■ **Problem to work on**: Rewrite everything from the first of the rows down to the one containing "subheader-symbol: δ xyxy=(987,97,1009,138)" as a Markdown table with two columns, Row and Line, numbering each line in order and leaving out blank lines.

■ **Entries provided**:
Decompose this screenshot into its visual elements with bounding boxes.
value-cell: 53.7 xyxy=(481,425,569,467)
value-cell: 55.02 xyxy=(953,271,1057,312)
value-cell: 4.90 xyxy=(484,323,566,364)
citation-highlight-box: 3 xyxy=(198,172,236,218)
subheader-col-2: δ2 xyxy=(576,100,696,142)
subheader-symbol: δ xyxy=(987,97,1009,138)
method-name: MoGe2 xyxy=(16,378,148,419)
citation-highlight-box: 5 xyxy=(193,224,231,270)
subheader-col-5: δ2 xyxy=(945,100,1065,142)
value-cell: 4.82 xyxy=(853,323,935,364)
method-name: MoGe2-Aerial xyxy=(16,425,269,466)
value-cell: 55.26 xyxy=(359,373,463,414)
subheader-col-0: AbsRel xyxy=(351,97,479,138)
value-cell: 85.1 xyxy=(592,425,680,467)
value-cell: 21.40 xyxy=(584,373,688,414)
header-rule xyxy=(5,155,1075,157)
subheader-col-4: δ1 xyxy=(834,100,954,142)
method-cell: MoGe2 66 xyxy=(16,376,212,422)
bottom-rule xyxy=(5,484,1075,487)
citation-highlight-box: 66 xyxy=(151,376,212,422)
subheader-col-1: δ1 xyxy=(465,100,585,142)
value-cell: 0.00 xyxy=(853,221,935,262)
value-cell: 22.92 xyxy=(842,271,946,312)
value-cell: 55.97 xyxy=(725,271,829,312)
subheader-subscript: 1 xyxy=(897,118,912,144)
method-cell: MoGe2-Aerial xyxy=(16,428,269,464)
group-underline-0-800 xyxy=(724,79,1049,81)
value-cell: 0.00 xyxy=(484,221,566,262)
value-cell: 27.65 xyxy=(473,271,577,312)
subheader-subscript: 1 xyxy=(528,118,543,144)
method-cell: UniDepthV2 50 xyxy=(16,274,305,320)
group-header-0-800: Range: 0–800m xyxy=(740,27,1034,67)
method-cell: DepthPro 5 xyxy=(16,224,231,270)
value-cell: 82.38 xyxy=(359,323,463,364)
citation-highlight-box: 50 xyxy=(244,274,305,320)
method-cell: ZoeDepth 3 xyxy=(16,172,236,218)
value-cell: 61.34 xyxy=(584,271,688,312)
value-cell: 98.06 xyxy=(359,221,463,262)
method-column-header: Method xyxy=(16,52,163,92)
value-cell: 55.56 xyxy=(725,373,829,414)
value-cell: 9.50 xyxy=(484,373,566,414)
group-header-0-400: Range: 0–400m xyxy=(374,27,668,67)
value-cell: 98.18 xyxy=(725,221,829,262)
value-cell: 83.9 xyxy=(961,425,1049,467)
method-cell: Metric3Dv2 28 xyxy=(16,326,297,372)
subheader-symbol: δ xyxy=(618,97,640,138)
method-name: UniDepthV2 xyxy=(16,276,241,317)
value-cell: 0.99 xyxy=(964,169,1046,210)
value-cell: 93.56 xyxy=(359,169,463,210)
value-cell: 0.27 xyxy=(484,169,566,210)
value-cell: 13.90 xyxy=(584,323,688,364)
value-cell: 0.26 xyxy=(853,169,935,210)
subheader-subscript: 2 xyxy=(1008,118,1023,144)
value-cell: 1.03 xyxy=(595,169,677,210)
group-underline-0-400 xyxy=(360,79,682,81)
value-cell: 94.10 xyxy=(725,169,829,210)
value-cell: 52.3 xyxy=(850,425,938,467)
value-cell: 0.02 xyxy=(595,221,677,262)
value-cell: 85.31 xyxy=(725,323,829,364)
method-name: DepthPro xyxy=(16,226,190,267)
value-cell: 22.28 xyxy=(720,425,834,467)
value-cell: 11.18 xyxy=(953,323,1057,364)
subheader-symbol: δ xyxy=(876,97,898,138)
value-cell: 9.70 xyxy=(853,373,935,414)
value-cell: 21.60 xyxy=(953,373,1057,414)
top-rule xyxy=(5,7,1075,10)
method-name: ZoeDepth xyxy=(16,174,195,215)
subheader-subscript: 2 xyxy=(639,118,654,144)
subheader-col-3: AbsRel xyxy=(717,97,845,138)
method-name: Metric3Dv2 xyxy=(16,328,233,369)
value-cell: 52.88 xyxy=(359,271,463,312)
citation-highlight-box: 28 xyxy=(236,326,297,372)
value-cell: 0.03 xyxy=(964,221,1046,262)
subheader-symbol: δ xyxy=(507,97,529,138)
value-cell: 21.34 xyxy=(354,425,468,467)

■ **Exercise solution**:
| Row | Line |
|---|---|
| 1 | Decompose this screenshot into its visual elements with bounding boxes. |
| 2 | value-cell: 53.7 xyxy=(481,425,569,467) |
| 3 | value-cell: 55.02 xyxy=(953,271,1057,312) |
| 4 | value-cell: 4.90 xyxy=(484,323,566,364) |
| 5 | citation-highlight-box: 3 xyxy=(198,172,236,218) |
| 6 | subheader-col-2: δ2 xyxy=(576,100,696,142) |
| 7 | subheader-symbol: δ xyxy=(987,97,1009,138) |